> **Exercise**: Select the lines below containing the word "Apply".

> **Provided information**:
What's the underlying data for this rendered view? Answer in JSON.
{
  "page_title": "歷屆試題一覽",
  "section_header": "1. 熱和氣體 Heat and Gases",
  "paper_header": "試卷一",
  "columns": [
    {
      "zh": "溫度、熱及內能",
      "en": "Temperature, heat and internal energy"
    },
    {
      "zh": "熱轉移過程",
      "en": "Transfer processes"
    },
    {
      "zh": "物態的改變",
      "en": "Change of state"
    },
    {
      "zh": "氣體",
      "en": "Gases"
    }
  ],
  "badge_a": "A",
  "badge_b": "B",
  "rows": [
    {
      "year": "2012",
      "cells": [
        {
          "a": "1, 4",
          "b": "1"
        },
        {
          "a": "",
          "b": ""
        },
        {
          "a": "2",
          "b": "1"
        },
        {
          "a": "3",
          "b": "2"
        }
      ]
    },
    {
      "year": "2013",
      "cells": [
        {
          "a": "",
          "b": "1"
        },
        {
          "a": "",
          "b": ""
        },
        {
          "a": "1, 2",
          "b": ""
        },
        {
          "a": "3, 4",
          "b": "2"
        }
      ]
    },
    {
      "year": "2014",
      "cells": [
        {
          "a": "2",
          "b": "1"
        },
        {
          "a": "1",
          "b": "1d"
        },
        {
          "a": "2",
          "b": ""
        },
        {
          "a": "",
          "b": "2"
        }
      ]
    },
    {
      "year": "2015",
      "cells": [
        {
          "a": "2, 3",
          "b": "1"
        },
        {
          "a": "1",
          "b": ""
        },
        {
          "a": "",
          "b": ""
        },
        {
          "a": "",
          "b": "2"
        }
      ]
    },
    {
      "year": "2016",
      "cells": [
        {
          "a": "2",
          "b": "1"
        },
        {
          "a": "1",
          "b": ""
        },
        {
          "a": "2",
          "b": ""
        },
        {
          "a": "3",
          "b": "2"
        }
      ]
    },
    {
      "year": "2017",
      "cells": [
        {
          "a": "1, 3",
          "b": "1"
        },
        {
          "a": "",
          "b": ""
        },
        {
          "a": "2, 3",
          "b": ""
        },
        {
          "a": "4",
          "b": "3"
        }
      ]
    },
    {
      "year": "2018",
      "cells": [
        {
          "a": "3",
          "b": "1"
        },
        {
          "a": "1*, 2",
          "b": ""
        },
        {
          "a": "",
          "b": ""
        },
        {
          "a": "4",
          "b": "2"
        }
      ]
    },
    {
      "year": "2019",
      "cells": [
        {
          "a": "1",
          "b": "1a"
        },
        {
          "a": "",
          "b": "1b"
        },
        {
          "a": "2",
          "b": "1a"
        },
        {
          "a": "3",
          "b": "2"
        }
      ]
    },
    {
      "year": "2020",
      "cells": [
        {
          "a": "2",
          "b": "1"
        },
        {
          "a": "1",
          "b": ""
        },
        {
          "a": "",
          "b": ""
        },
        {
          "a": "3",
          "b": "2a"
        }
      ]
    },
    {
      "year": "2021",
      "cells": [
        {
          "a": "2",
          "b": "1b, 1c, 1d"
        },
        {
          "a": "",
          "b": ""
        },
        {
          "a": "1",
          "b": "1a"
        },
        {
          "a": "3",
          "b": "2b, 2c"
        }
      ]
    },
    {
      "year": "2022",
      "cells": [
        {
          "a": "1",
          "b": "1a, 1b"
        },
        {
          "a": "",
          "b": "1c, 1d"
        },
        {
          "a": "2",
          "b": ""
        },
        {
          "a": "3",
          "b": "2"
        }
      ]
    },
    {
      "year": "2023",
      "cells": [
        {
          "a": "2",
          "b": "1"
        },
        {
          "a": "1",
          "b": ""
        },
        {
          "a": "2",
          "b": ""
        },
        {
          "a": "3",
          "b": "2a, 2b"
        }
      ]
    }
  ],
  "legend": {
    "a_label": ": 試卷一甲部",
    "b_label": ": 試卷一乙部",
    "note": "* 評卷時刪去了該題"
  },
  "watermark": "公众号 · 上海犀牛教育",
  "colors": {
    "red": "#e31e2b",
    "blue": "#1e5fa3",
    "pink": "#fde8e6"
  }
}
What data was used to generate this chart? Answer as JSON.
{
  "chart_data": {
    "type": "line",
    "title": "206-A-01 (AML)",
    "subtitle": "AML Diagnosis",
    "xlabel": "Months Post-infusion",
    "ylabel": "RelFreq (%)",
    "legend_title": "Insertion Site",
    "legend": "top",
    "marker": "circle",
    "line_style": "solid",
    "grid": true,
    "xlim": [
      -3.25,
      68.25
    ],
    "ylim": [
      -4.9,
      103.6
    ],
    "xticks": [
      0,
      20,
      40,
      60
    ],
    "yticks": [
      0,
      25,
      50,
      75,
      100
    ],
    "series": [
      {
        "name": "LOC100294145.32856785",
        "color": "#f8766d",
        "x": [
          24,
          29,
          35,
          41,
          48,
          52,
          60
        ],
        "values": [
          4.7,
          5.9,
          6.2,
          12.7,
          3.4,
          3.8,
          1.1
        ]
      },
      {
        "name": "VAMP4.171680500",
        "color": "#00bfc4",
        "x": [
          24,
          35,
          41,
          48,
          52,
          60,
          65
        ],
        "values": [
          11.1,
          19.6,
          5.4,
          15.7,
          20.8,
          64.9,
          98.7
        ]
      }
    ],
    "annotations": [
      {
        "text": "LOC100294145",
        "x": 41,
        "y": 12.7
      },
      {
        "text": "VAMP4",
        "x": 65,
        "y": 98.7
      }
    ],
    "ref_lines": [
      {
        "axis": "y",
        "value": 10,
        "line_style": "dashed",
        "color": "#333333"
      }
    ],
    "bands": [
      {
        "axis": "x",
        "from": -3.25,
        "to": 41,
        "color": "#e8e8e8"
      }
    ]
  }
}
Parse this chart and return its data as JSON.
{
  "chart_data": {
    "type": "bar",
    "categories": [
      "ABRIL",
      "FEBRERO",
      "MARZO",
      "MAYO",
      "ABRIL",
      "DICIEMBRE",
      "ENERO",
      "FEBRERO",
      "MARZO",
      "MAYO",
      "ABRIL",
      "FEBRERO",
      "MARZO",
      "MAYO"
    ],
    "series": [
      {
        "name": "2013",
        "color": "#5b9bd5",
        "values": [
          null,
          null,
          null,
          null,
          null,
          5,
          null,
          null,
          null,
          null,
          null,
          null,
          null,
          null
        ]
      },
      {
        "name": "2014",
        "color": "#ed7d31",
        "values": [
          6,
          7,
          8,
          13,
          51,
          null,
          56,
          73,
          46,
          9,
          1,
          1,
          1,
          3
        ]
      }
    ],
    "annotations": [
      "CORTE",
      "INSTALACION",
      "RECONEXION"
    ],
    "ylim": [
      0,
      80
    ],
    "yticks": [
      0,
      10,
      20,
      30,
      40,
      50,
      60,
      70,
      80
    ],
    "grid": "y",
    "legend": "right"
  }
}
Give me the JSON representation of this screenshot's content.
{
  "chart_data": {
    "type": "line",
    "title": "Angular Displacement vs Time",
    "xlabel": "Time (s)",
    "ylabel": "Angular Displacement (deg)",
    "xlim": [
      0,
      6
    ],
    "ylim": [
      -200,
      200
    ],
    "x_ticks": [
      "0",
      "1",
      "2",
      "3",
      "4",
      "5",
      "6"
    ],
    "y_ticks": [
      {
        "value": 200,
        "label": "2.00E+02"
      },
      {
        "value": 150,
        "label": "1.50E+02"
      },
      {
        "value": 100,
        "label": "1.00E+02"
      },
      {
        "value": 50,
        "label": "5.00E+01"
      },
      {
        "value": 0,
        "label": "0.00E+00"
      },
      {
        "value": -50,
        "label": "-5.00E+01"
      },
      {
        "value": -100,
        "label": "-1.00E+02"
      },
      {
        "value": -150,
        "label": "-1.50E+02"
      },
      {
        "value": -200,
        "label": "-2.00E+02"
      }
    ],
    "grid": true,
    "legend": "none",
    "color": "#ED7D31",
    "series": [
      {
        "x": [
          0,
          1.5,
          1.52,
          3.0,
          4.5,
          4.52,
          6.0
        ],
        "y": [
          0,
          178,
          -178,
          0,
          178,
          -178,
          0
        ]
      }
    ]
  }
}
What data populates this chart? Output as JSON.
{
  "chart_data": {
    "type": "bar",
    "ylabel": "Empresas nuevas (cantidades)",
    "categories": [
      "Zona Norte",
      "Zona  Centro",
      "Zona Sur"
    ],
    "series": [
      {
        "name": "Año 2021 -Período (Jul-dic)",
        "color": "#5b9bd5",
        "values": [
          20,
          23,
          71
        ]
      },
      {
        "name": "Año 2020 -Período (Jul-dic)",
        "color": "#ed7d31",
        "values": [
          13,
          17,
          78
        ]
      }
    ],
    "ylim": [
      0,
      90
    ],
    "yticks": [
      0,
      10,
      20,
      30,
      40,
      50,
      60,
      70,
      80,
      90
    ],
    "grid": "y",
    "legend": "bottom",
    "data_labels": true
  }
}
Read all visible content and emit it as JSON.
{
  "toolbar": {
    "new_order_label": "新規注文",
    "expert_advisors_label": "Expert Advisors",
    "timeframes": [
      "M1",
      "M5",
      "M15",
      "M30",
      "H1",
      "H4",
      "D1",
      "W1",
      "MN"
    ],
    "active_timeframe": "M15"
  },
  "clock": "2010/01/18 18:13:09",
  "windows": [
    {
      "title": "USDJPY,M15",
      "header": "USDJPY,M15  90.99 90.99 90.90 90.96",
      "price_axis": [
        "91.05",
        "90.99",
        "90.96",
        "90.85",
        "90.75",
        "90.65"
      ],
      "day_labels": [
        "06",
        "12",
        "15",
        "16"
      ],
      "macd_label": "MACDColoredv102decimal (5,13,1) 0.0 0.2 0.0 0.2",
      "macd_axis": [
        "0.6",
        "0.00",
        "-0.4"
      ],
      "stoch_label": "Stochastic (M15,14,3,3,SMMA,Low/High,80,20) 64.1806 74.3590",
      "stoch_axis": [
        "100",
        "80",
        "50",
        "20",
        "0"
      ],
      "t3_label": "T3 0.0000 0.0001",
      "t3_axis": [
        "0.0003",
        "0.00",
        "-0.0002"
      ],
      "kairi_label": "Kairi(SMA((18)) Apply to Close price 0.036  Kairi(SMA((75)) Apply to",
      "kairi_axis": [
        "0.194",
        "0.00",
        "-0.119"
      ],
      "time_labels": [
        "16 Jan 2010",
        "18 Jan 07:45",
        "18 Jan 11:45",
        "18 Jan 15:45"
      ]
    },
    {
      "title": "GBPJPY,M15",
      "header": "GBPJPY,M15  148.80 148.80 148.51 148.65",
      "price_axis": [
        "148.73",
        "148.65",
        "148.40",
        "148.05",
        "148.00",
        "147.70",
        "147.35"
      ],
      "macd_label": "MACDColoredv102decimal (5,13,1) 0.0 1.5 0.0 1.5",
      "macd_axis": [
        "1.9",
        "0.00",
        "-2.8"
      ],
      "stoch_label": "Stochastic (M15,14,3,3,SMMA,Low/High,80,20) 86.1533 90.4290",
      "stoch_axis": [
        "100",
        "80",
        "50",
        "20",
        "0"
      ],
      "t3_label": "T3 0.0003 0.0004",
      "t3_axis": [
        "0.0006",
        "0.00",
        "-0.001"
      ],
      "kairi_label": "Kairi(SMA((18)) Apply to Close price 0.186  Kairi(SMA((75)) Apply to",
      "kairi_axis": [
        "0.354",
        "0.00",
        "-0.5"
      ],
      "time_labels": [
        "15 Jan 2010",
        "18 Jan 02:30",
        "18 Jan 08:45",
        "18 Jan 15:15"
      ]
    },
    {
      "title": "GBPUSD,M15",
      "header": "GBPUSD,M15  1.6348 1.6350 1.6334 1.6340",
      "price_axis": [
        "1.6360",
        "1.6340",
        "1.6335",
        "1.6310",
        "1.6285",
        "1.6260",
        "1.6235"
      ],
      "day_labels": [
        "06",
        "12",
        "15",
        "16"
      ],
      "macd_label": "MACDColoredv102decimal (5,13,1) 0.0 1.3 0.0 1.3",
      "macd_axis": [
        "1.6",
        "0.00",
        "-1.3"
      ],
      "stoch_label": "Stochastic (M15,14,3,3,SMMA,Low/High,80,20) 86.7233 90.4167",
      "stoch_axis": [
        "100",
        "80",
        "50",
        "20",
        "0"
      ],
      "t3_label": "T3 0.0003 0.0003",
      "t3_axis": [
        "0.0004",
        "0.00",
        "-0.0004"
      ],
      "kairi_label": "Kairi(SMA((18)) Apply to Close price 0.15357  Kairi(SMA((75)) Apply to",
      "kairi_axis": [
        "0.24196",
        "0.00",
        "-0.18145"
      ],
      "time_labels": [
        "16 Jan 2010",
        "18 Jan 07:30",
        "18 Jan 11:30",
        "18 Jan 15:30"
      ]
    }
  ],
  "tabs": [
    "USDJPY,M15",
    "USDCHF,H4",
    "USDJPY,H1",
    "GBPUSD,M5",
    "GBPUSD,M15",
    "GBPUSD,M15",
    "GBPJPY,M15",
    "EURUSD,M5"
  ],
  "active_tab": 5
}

> **Task answer**:
      "kairi_label": "Kairi(SMA((18)) Apply to Close price 0.036  Kairi(SMA((75)) Apply to",
      "kairi_label": "Kairi(SMA((18)) Apply to Close price 0.186  Kairi(SMA((75)) Apply to",
      "kairi_label": "Kairi(SMA((18)) Apply to Close price 0.15357  Kairi(SMA((75)) Apply to",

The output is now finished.